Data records
*-*-*

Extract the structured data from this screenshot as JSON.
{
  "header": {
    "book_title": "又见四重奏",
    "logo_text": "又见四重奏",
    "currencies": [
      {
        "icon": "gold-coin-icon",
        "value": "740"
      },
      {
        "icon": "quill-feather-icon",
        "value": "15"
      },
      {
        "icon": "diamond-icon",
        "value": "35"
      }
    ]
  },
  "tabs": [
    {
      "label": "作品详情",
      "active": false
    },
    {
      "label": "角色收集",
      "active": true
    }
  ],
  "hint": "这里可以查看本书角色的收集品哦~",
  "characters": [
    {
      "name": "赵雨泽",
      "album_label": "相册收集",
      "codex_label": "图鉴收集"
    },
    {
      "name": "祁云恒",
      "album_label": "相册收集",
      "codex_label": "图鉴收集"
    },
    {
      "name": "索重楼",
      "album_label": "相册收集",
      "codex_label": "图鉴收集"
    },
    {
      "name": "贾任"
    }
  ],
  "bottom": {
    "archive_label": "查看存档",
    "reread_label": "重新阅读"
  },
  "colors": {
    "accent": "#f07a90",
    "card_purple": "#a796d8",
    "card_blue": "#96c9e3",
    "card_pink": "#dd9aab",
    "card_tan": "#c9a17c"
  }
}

*-*-*

Give all the entries again exactly; leave none out.

- _SOLUTION_:
Extract the structured data from this screenshot as JSON.
{
  "header": {
    "book_title": "又见四重奏",
    "logo_text": "又见四重奏",
    "currencies": [
      {
        "icon": "gold-coin-icon",
        "value": "740"
      },
      {
        "icon": "quill-feather-icon",
        "value": "15"
      },
      {
        "icon": "diamond-icon",
        "value": "35"
      }
    ]
  },
  "tabs": [
    {
      "label": "作品详情",
      "active": false
    },
    {
      "label": "角色收集",
      "active": true
    }
  ],
  "hint": "这里可以查看本书角色的收集品哦~",
  "characters": [
    {
      "name": "赵雨泽",
      "album_label": "相册收集",
      "codex_label": "图鉴收集"
    },
    {
      "name": "祁云恒",
      "album_label": "相册收集",
      "codex_label": "图鉴收集"
    },
    {
      "name": "索重楼",
      "album_label": "相册收集",
      "codex_label": "图鉴收集"
    },
    {
      "name": "贾任"
    }
  ],
  "bottom": {
    "archive_label": "查看存档",
    "reread_label": "重新阅读"
  },
  "colors": {
    "accent": "#f07a90",
    "card_purple": "#a796d8",
    "card_blue": "#96c9e3",
    "card_pink": "#dd9aab",
    "card_tan": "#c9a17c"
  }
}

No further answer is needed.